YOUR INSTRUCTIONS:
Would you transcribe the whole listing exactly, minus its pictures?

::: DATA FOR THIS EXERCISE :::

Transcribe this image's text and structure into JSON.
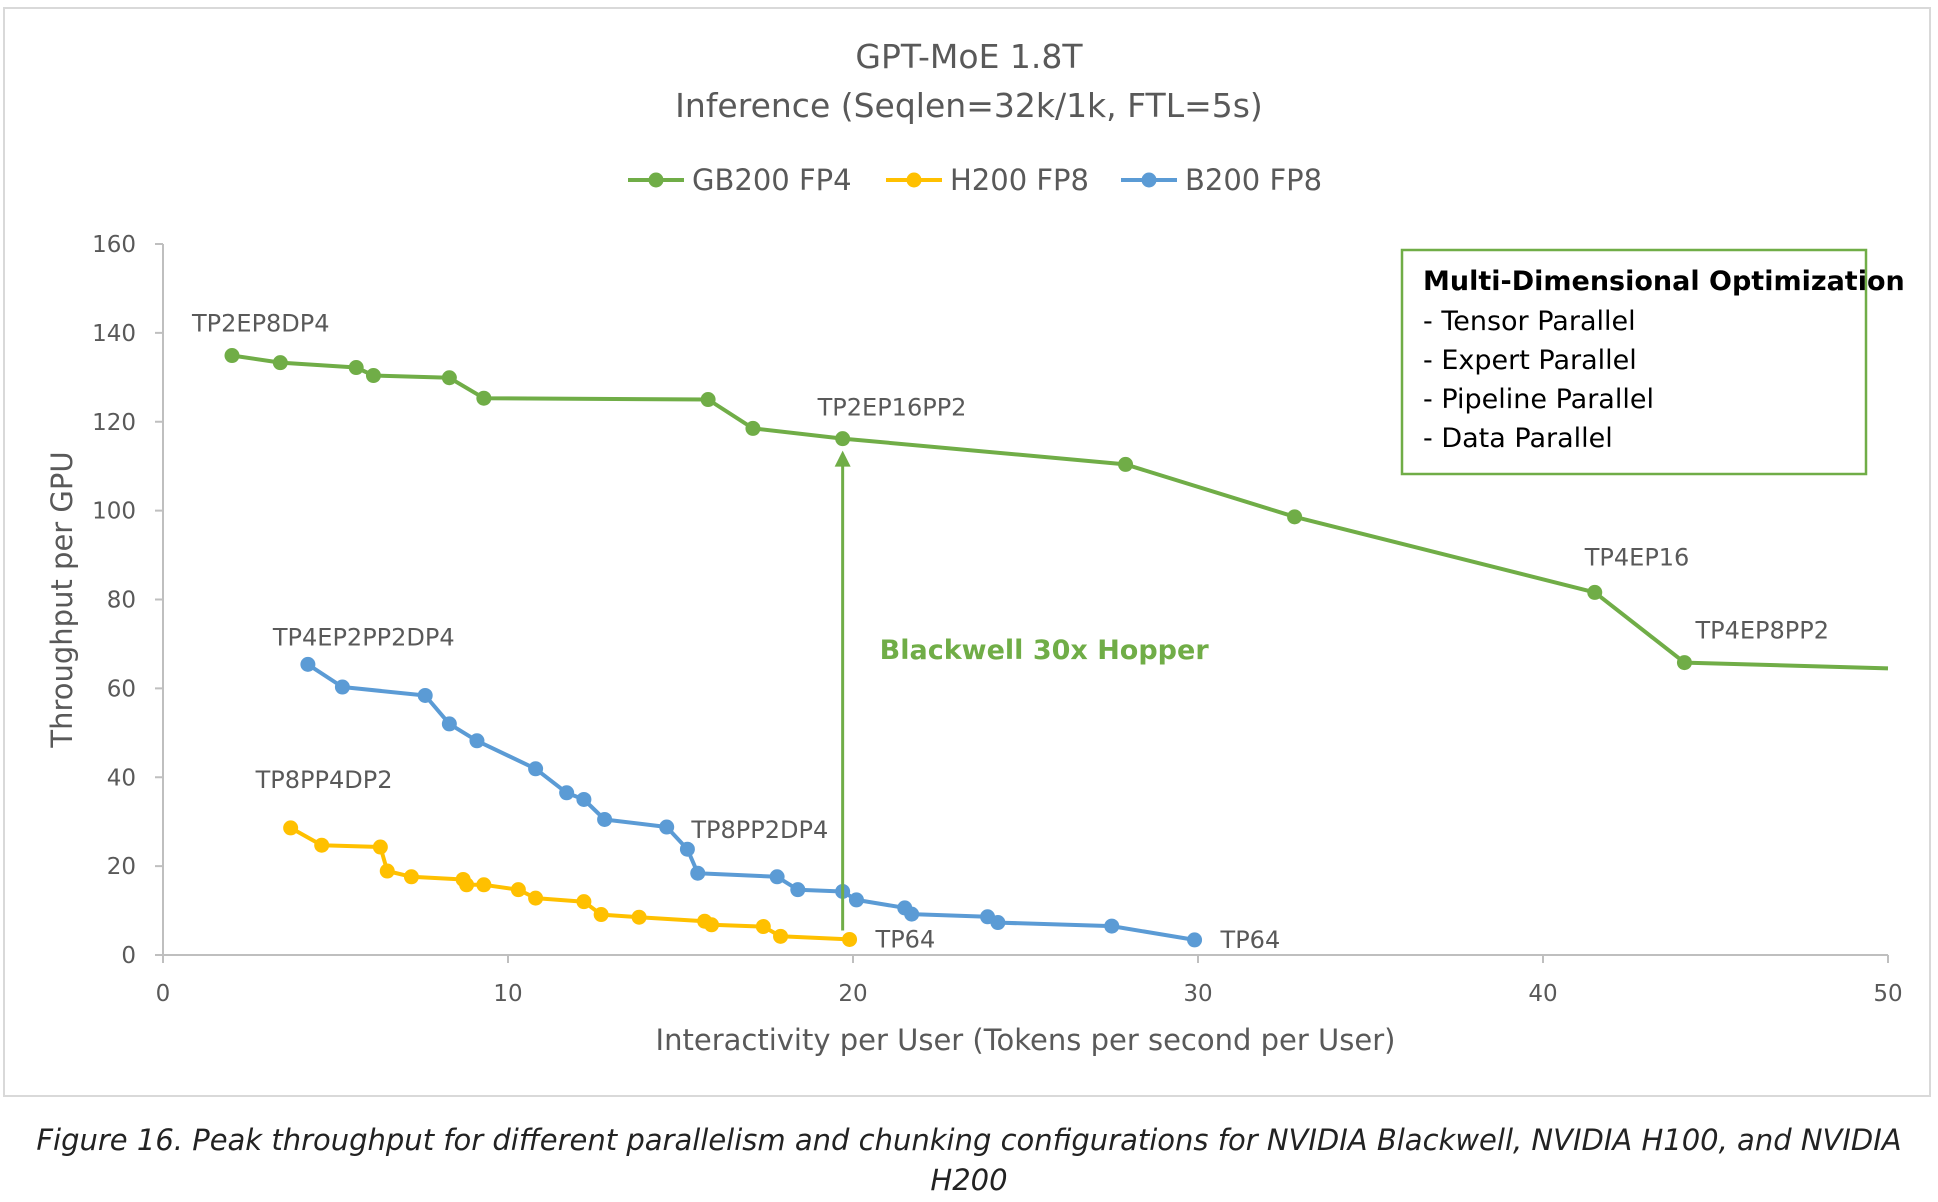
{
  "chart_data": {
    "type": "line",
    "title": "GPT-MoE 1.8T",
    "subtitle": "Inference (Seqlen=32k/1k, FTL=5s)",
    "xlabel": "Interactivity per User (Tokens per second per User)",
    "ylabel": "Throughput per GPU",
    "xlim": [
      0,
      50
    ],
    "ylim": [
      0,
      160
    ],
    "xticks": [
      "0",
      "10",
      "20",
      "30",
      "40",
      "50"
    ],
    "yticks": [
      "0",
      "20",
      "40",
      "60",
      "80",
      "100",
      "120",
      "140",
      "160"
    ],
    "grid": false,
    "legend_position": "top",
    "series": [
      {
        "name": "GB200 FP4",
        "color": "#70ad47",
        "points": [
          {
            "x": 2.0,
            "y": 134.9
          },
          {
            "x": 3.4,
            "y": 133.3
          },
          {
            "x": 5.6,
            "y": 132.2
          },
          {
            "x": 6.1,
            "y": 130.4
          },
          {
            "x": 8.3,
            "y": 129.9
          },
          {
            "x": 9.3,
            "y": 125.3
          },
          {
            "x": 15.8,
            "y": 125.0
          },
          {
            "x": 17.1,
            "y": 118.5
          },
          {
            "x": 19.7,
            "y": 116.2
          },
          {
            "x": 27.9,
            "y": 110.4
          },
          {
            "x": 32.8,
            "y": 98.6
          },
          {
            "x": 41.5,
            "y": 81.6
          },
          {
            "x": 44.1,
            "y": 65.8
          },
          {
            "x": 50.0,
            "y": 64.5,
            "marker": false
          }
        ]
      },
      {
        "name": "H200 FP8",
        "color": "#ffc000",
        "points": [
          {
            "x": 3.7,
            "y": 28.6
          },
          {
            "x": 4.6,
            "y": 24.7
          },
          {
            "x": 6.3,
            "y": 24.3
          },
          {
            "x": 6.5,
            "y": 18.9
          },
          {
            "x": 7.2,
            "y": 17.6
          },
          {
            "x": 8.7,
            "y": 17.0
          },
          {
            "x": 8.8,
            "y": 15.8
          },
          {
            "x": 9.3,
            "y": 15.8
          },
          {
            "x": 10.3,
            "y": 14.7
          },
          {
            "x": 10.8,
            "y": 12.8
          },
          {
            "x": 12.2,
            "y": 12.0
          },
          {
            "x": 12.7,
            "y": 9.1
          },
          {
            "x": 13.8,
            "y": 8.5
          },
          {
            "x": 15.7,
            "y": 7.6
          },
          {
            "x": 15.9,
            "y": 6.8
          },
          {
            "x": 17.4,
            "y": 6.4
          },
          {
            "x": 17.9,
            "y": 4.2
          },
          {
            "x": 19.9,
            "y": 3.5
          }
        ]
      },
      {
        "name": "B200 FP8",
        "color": "#5b9bd5",
        "points": [
          {
            "x": 4.2,
            "y": 65.4
          },
          {
            "x": 5.2,
            "y": 60.3
          },
          {
            "x": 7.6,
            "y": 58.4
          },
          {
            "x": 8.3,
            "y": 52.0
          },
          {
            "x": 9.1,
            "y": 48.2
          },
          {
            "x": 10.8,
            "y": 41.9
          },
          {
            "x": 11.7,
            "y": 36.5
          },
          {
            "x": 12.2,
            "y": 35.0
          },
          {
            "x": 12.8,
            "y": 30.5
          },
          {
            "x": 14.6,
            "y": 28.8
          },
          {
            "x": 15.2,
            "y": 23.8
          },
          {
            "x": 15.5,
            "y": 18.4
          },
          {
            "x": 17.8,
            "y": 17.6
          },
          {
            "x": 18.4,
            "y": 14.7
          },
          {
            "x": 19.7,
            "y": 14.3
          },
          {
            "x": 20.1,
            "y": 12.4
          },
          {
            "x": 21.5,
            "y": 10.6
          },
          {
            "x": 21.7,
            "y": 9.2
          },
          {
            "x": 23.9,
            "y": 8.6
          },
          {
            "x": 24.2,
            "y": 7.3
          },
          {
            "x": 27.5,
            "y": 6.5
          },
          {
            "x": 29.9,
            "y": 3.4
          }
        ]
      }
    ],
    "point_labels": [
      {
        "text": "TP2EP8DP4",
        "x": 2.0,
        "y": 134.9,
        "series": "GB200 FP4"
      },
      {
        "text": "TP2EP16PP2",
        "x": 19.7,
        "y": 116.2,
        "series": "GB200 FP4"
      },
      {
        "text": "TP4EP16",
        "x": 41.5,
        "y": 81.6,
        "series": "GB200 FP4"
      },
      {
        "text": "TP4EP8PP2",
        "x": 44.1,
        "y": 65.8,
        "series": "GB200 FP4"
      },
      {
        "text": "TP4EP2PP2DP4",
        "x": 4.2,
        "y": 65.4,
        "series": "B200 FP8"
      },
      {
        "text": "TP8PP2DP4",
        "x": 15.2,
        "y": 23.8,
        "series": "B200 FP8"
      },
      {
        "text": "TP64",
        "x": 29.9,
        "y": 3.4,
        "series": "B200 FP8"
      },
      {
        "text": "TP8PP4DP2",
        "x": 3.7,
        "y": 28.6,
        "series": "H200 FP8"
      },
      {
        "text": "TP64",
        "x": 19.9,
        "y": 3.5,
        "series": "H200 FP8"
      }
    ],
    "annotation_arrow": {
      "label": "Blackwell 30x Hopper",
      "color": "#70ad47",
      "x": 19.7,
      "y_from": 5.5,
      "y_to": 113.5
    },
    "optimization_box": {
      "title": "Multi-Dimensional Optimization",
      "items": [
        "- Tensor Parallel",
        "- Expert Parallel",
        "- Pipeline Parallel",
        "- Data Parallel"
      ],
      "border_color": "#70ad47"
    }
  },
  "caption": "Figure 16. Peak throughput for different parallelism and chunking configurations for NVIDIA Blackwell, NVIDIA H100, and NVIDIA H200"
}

:::

ANSWER TO THE EXERCISE:
Transcribe this image's text and structure into JSON.
{
  "chart_data": {
    "type": "line",
    "title": "GPT-MoE 1.8T",
    "subtitle": "Inference (Seqlen=32k/1k, FTL=5s)",
    "xlabel": "Interactivity per User (Tokens per second per User)",
    "ylabel": "Throughput per GPU",
    "xlim": [
      0,
      50
    ],
    "ylim": [
      0,
      160
    ],
    "xticks": [
      "0",
      "10",
      "20",
      "30",
      "40",
      "50"
    ],
    "yticks": [
      "0",
      "20",
      "40",
      "60",
      "80",
      "100",
      "120",
      "140",
      "160"
    ],
    "grid": false,
    "legend_position": "top",
    "series": [
      {
        "name": "GB200 FP4",
        "color": "#70ad47",
        "points": [
          {
            "x": 2.0,
            "y": 134.9
          },
          {
            "x": 3.4,
            "y": 133.3
          },
          {
            "x": 5.6,
            "y": 132.2
          },
          {
            "x": 6.1,
            "y": 130.4
          },
          {
            "x": 8.3,
            "y": 129.9
          },
          {
            "x": 9.3,
            "y": 125.3
          },
          {
            "x": 15.8,
            "y": 125.0
          },
          {
            "x": 17.1,
            "y": 118.5
          },
          {
            "x": 19.7,
            "y": 116.2
          },
          {
            "x": 27.9,
            "y": 110.4
          },
          {
            "x": 32.8,
            "y": 98.6
          },
          {
            "x": 41.5,
            "y": 81.6
          },
          {
            "x": 44.1,
            "y": 65.8
          },
          {
            "x": 50.0,
            "y": 64.5,
            "marker": false
          }
        ]
      },
      {
        "name": "H200 FP8",
        "color": "#ffc000",
        "points": [
          {
            "x": 3.7,
            "y": 28.6
          },
          {
            "x": 4.6,
            "y": 24.7
          },
          {
            "x": 6.3,
            "y": 24.3
          },
          {
            "x": 6.5,
            "y": 18.9
          },
          {
            "x": 7.2,
            "y": 17.6
          },
          {
            "x": 8.7,
            "y": 17.0
          },
          {
            "x": 8.8,
            "y": 15.8
          },
          {
            "x": 9.3,
            "y": 15.8
          },
          {
            "x": 10.3,
            "y": 14.7
          },
          {
            "x": 10.8,
            "y": 12.8
          },
          {
            "x": 12.2,
            "y": 12.0
          },
          {
            "x": 12.7,
            "y": 9.1
          },
          {
            "x": 13.8,
            "y": 8.5
          },
          {
            "x": 15.7,
            "y": 7.6
          },
          {
            "x": 15.9,
            "y": 6.8
          },
          {
            "x": 17.4,
            "y": 6.4
          },
          {
            "x": 17.9,
            "y": 4.2
          },
          {
            "x": 19.9,
            "y": 3.5
          }
        ]
      },
      {
        "name": "B200 FP8",
        "color": "#5b9bd5",
        "points": [
          {
            "x": 4.2,
            "y": 65.4
          },
          {
            "x": 5.2,
            "y": 60.3
          },
          {
            "x": 7.6,
            "y": 58.4
          },
          {
            "x": 8.3,
            "y": 52.0
          },
          {
            "x": 9.1,
            "y": 48.2
          },
          {
            "x": 10.8,
            "y": 41.9
          },
          {
            "x": 11.7,
            "y": 36.5
          },
          {
            "x": 12.2,
            "y": 35.0
          },
          {
            "x": 12.8,
            "y": 30.5
          },
          {
            "x": 14.6,
            "y": 28.8
          },
          {
            "x": 15.2,
            "y": 23.8
          },
          {
            "x": 15.5,
            "y": 18.4
          },
          {
            "x": 17.8,
            "y": 17.6
          },
          {
            "x": 18.4,
            "y": 14.7
          },
          {
            "x": 19.7,
            "y": 14.3
          },
          {
            "x": 20.1,
            "y": 12.4
          },
          {
            "x": 21.5,
            "y": 10.6
          },
          {
            "x": 21.7,
            "y": 9.2
          },
          {
            "x": 23.9,
            "y": 8.6
          },
          {
            "x": 24.2,
            "y": 7.3
          },
          {
            "x": 27.5,
            "y": 6.5
          },
          {
            "x": 29.9,
            "y": 3.4
          }
        ]
      }
    ],
    "point_labels": [
      {
        "text": "TP2EP8DP4",
        "x": 2.0,
        "y": 134.9,
        "series": "GB200 FP4"
      },
      {
        "text": "TP2EP16PP2",
        "x": 19.7,
        "y": 116.2,
        "series": "GB200 FP4"
      },
      {
        "text": "TP4EP16",
        "x": 41.5,
        "y": 81.6,
        "series": "GB200 FP4"
      },
      {
        "text": "TP4EP8PP2",
        "x": 44.1,
        "y": 65.8,
        "series": "GB200 FP4"
      },
      {
        "text": "TP4EP2PP2DP4",
        "x": 4.2,
        "y": 65.4,
        "series": "B200 FP8"
      },
      {
        "text": "TP8PP2DP4",
        "x": 15.2,
        "y": 23.8,
        "series": "B200 FP8"
      },
      {
        "text": "TP64",
        "x": 29.9,
        "y": 3.4,
        "series": "B200 FP8"
      },
      {
        "text": "TP8PP4DP2",
        "x": 3.7,
        "y": 28.6,
        "series": "H200 FP8"
      },
      {
        "text": "TP64",
        "x": 19.9,
        "y": 3.5,
        "series": "H200 FP8"
      }
    ],
    "annotation_arrow": {
      "label": "Blackwell 30x Hopper",
      "color": "#70ad47",
      "x": 19.7,
      "y_from": 5.5,
      "y_to": 113.5
    },
    "optimization_box": {
      "title": "Multi-Dimensional Optimization",
      "items": [
        "- Tensor Parallel",
        "- Expert Parallel",
        "- Pipeline Parallel",
        "- Data Parallel"
      ],
      "border_color": "#70ad47"
    }
  },
  "caption": "Figure 16. Peak throughput for different parallelism and chunking configurations for NVIDIA Blackwell, NVIDIA H100, and NVIDIA H200"
}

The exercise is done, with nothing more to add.